Excerpts from a figure dataset:
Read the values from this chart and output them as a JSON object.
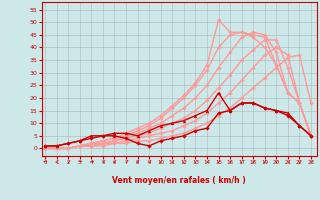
{
  "xlabel": "Vent moyen/en rafales ( km/h )",
  "background_color": "#cce8e8",
  "grid_color": "#aaaaaa",
  "xticks": [
    0,
    1,
    2,
    3,
    4,
    5,
    6,
    7,
    8,
    9,
    10,
    11,
    12,
    13,
    14,
    15,
    16,
    17,
    18,
    19,
    20,
    21,
    22,
    23
  ],
  "yticks": [
    0,
    5,
    10,
    15,
    20,
    25,
    30,
    35,
    40,
    45,
    50,
    55
  ],
  "ylim": [
    -3,
    58
  ],
  "xlim": [
    -0.3,
    23.5
  ],
  "lines_light": [
    {
      "x": [
        0,
        1,
        2,
        3,
        4,
        5,
        6,
        7,
        8,
        9,
        10,
        11,
        12,
        13,
        14,
        15,
        16,
        17,
        18,
        19,
        20,
        21,
        22,
        23
      ],
      "y": [
        0,
        0,
        0,
        1,
        1,
        1,
        2,
        2,
        3,
        3,
        4,
        5,
        6,
        8,
        10,
        13,
        16,
        20,
        24,
        28,
        32,
        36,
        37,
        18
      ],
      "color": "#ff9999",
      "linewidth": 1.0,
      "marker": "D",
      "markersize": 1.8
    },
    {
      "x": [
        0,
        1,
        2,
        3,
        4,
        5,
        6,
        7,
        8,
        9,
        10,
        11,
        12,
        13,
        14,
        15,
        16,
        17,
        18,
        19,
        20,
        21,
        22,
        23
      ],
      "y": [
        0,
        0,
        0,
        1,
        1,
        2,
        2,
        3,
        4,
        5,
        6,
        7,
        9,
        11,
        14,
        18,
        22,
        27,
        32,
        37,
        40,
        37,
        18,
        5
      ],
      "color": "#ff9999",
      "linewidth": 1.0,
      "marker": "D",
      "markersize": 1.8
    },
    {
      "x": [
        0,
        1,
        2,
        3,
        4,
        5,
        6,
        7,
        8,
        9,
        10,
        11,
        12,
        13,
        14,
        15,
        16,
        17,
        18,
        19,
        20,
        21,
        22,
        23
      ],
      "y": [
        0,
        0,
        0,
        1,
        1,
        2,
        3,
        4,
        5,
        6,
        8,
        10,
        12,
        15,
        19,
        24,
        29,
        35,
        39,
        43,
        43,
        32,
        18,
        5
      ],
      "color": "#ff9999",
      "linewidth": 1.0,
      "marker": "D",
      "markersize": 1.8
    },
    {
      "x": [
        0,
        1,
        2,
        3,
        4,
        5,
        6,
        7,
        8,
        9,
        10,
        11,
        12,
        13,
        14,
        15,
        16,
        17,
        18,
        19,
        20,
        21,
        22,
        23
      ],
      "y": [
        0,
        0,
        0,
        1,
        2,
        2,
        3,
        5,
        6,
        8,
        10,
        13,
        16,
        20,
        25,
        32,
        38,
        44,
        46,
        45,
        38,
        22,
        18,
        5
      ],
      "color": "#ff9999",
      "linewidth": 1.0,
      "marker": "D",
      "markersize": 1.8
    },
    {
      "x": [
        0,
        1,
        2,
        3,
        4,
        5,
        6,
        7,
        8,
        9,
        10,
        11,
        12,
        13,
        14,
        15,
        16,
        17,
        18,
        19,
        20,
        21,
        22,
        23
      ],
      "y": [
        0,
        0,
        0,
        1,
        2,
        3,
        4,
        5,
        7,
        9,
        12,
        16,
        20,
        25,
        31,
        40,
        45,
        46,
        45,
        44,
        33,
        22,
        18,
        5
      ],
      "color": "#ff9999",
      "linewidth": 1.0,
      "marker": "D",
      "markersize": 1.8
    },
    {
      "x": [
        0,
        1,
        2,
        3,
        4,
        5,
        6,
        7,
        8,
        9,
        10,
        11,
        12,
        13,
        14,
        15,
        16,
        17,
        18,
        19,
        20,
        21,
        22,
        23
      ],
      "y": [
        0,
        0,
        0,
        1,
        2,
        3,
        4,
        6,
        8,
        10,
        13,
        17,
        21,
        26,
        33,
        51,
        46,
        46,
        44,
        40,
        33,
        22,
        18,
        5
      ],
      "color": "#ff9999",
      "linewidth": 1.0,
      "marker": "D",
      "markersize": 1.8
    }
  ],
  "lines_dark": [
    {
      "x": [
        0,
        1,
        2,
        3,
        4,
        5,
        6,
        7,
        8,
        9,
        10,
        11,
        12,
        13,
        14,
        15,
        16,
        17,
        18,
        19,
        20,
        21,
        22,
        23
      ],
      "y": [
        1,
        1,
        2,
        3,
        4,
        5,
        5,
        4,
        2,
        1,
        3,
        4,
        5,
        7,
        8,
        14,
        15,
        18,
        18,
        16,
        15,
        13,
        9,
        5
      ],
      "color": "#cc0000",
      "linewidth": 1.0,
      "marker": "D",
      "markersize": 1.8
    },
    {
      "x": [
        0,
        1,
        2,
        3,
        4,
        5,
        6,
        7,
        8,
        9,
        10,
        11,
        12,
        13,
        14,
        15,
        16,
        17,
        18,
        19,
        20,
        21,
        22,
        23
      ],
      "y": [
        1,
        1,
        2,
        3,
        5,
        5,
        6,
        6,
        5,
        7,
        9,
        10,
        11,
        13,
        15,
        22,
        15,
        18,
        18,
        16,
        15,
        14,
        9,
        5
      ],
      "color": "#cc0000",
      "linewidth": 1.0,
      "marker": "^",
      "markersize": 2.0
    }
  ],
  "wind_arrows": [
    "→",
    "↙",
    "↙",
    "→",
    "→",
    "↙",
    "↙",
    "↙",
    "↙",
    "↙",
    "↙",
    "↙",
    "↙",
    "↙",
    "↙",
    "↙",
    "↙",
    "↙",
    "↙",
    "↙",
    "↙",
    "↙",
    "↙",
    "↙"
  ]
}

• [What this task involves]: An exact transcription of all the entries is required, without the pictures.

• [Solution to this task]:
Read the values from this chart and output them as a JSON object.
{
  "xlabel": "Vent moyen/en rafales ( km/h )",
  "background_color": "#cce8e8",
  "grid_color": "#aaaaaa",
  "xticks": [
    0,
    1,
    2,
    3,
    4,
    5,
    6,
    7,
    8,
    9,
    10,
    11,
    12,
    13,
    14,
    15,
    16,
    17,
    18,
    19,
    20,
    21,
    22,
    23
  ],
  "yticks": [
    0,
    5,
    10,
    15,
    20,
    25,
    30,
    35,
    40,
    45,
    50,
    55
  ],
  "ylim": [
    -3,
    58
  ],
  "xlim": [
    -0.3,
    23.5
  ],
  "lines_light": [
    {
      "x": [
        0,
        1,
        2,
        3,
        4,
        5,
        6,
        7,
        8,
        9,
        10,
        11,
        12,
        13,
        14,
        15,
        16,
        17,
        18,
        19,
        20,
        21,
        22,
        23
      ],
      "y": [
        0,
        0,
        0,
        1,
        1,
        1,
        2,
        2,
        3,
        3,
        4,
        5,
        6,
        8,
        10,
        13,
        16,
        20,
        24,
        28,
        32,
        36,
        37,
        18
      ],
      "color": "#ff9999",
      "linewidth": 1.0,
      "marker": "D",
      "markersize": 1.8
    },
    {
      "x": [
        0,
        1,
        2,
        3,
        4,
        5,
        6,
        7,
        8,
        9,
        10,
        11,
        12,
        13,
        14,
        15,
        16,
        17,
        18,
        19,
        20,
        21,
        22,
        23
      ],
      "y": [
        0,
        0,
        0,
        1,
        1,
        2,
        2,
        3,
        4,
        5,
        6,
        7,
        9,
        11,
        14,
        18,
        22,
        27,
        32,
        37,
        40,
        37,
        18,
        5
      ],
      "color": "#ff9999",
      "linewidth": 1.0,
      "marker": "D",
      "markersize": 1.8
    },
    {
      "x": [
        0,
        1,
        2,
        3,
        4,
        5,
        6,
        7,
        8,
        9,
        10,
        11,
        12,
        13,
        14,
        15,
        16,
        17,
        18,
        19,
        20,
        21,
        22,
        23
      ],
      "y": [
        0,
        0,
        0,
        1,
        1,
        2,
        3,
        4,
        5,
        6,
        8,
        10,
        12,
        15,
        19,
        24,
        29,
        35,
        39,
        43,
        43,
        32,
        18,
        5
      ],
      "color": "#ff9999",
      "linewidth": 1.0,
      "marker": "D",
      "markersize": 1.8
    },
    {
      "x": [
        0,
        1,
        2,
        3,
        4,
        5,
        6,
        7,
        8,
        9,
        10,
        11,
        12,
        13,
        14,
        15,
        16,
        17,
        18,
        19,
        20,
        21,
        22,
        23
      ],
      "y": [
        0,
        0,
        0,
        1,
        2,
        2,
        3,
        5,
        6,
        8,
        10,
        13,
        16,
        20,
        25,
        32,
        38,
        44,
        46,
        45,
        38,
        22,
        18,
        5
      ],
      "color": "#ff9999",
      "linewidth": 1.0,
      "marker": "D",
      "markersize": 1.8
    },
    {
      "x": [
        0,
        1,
        2,
        3,
        4,
        5,
        6,
        7,
        8,
        9,
        10,
        11,
        12,
        13,
        14,
        15,
        16,
        17,
        18,
        19,
        20,
        21,
        22,
        23
      ],
      "y": [
        0,
        0,
        0,
        1,
        2,
        3,
        4,
        5,
        7,
        9,
        12,
        16,
        20,
        25,
        31,
        40,
        45,
        46,
        45,
        44,
        33,
        22,
        18,
        5
      ],
      "color": "#ff9999",
      "linewidth": 1.0,
      "marker": "D",
      "markersize": 1.8
    },
    {
      "x": [
        0,
        1,
        2,
        3,
        4,
        5,
        6,
        7,
        8,
        9,
        10,
        11,
        12,
        13,
        14,
        15,
        16,
        17,
        18,
        19,
        20,
        21,
        22,
        23
      ],
      "y": [
        0,
        0,
        0,
        1,
        2,
        3,
        4,
        6,
        8,
        10,
        13,
        17,
        21,
        26,
        33,
        51,
        46,
        46,
        44,
        40,
        33,
        22,
        18,
        5
      ],
      "color": "#ff9999",
      "linewidth": 1.0,
      "marker": "D",
      "markersize": 1.8
    }
  ],
  "lines_dark": [
    {
      "x": [
        0,
        1,
        2,
        3,
        4,
        5,
        6,
        7,
        8,
        9,
        10,
        11,
        12,
        13,
        14,
        15,
        16,
        17,
        18,
        19,
        20,
        21,
        22,
        23
      ],
      "y": [
        1,
        1,
        2,
        3,
        4,
        5,
        5,
        4,
        2,
        1,
        3,
        4,
        5,
        7,
        8,
        14,
        15,
        18,
        18,
        16,
        15,
        13,
        9,
        5
      ],
      "color": "#cc0000",
      "linewidth": 1.0,
      "marker": "D",
      "markersize": 1.8
    },
    {
      "x": [
        0,
        1,
        2,
        3,
        4,
        5,
        6,
        7,
        8,
        9,
        10,
        11,
        12,
        13,
        14,
        15,
        16,
        17,
        18,
        19,
        20,
        21,
        22,
        23
      ],
      "y": [
        1,
        1,
        2,
        3,
        5,
        5,
        6,
        6,
        5,
        7,
        9,
        10,
        11,
        13,
        15,
        22,
        15,
        18,
        18,
        16,
        15,
        14,
        9,
        5
      ],
      "color": "#cc0000",
      "linewidth": 1.0,
      "marker": "^",
      "markersize": 2.0
    }
  ],
  "wind_arrows": [
    "→",
    "↙",
    "↙",
    "→",
    "→",
    "↙",
    "↙",
    "↙",
    "↙",
    "↙",
    "↙",
    "↙",
    "↙",
    "↙",
    "↙",
    "↙",
    "↙",
    "↙",
    "↙",
    "↙",
    "↙",
    "↙",
    "↙",
    "↙"
  ]
}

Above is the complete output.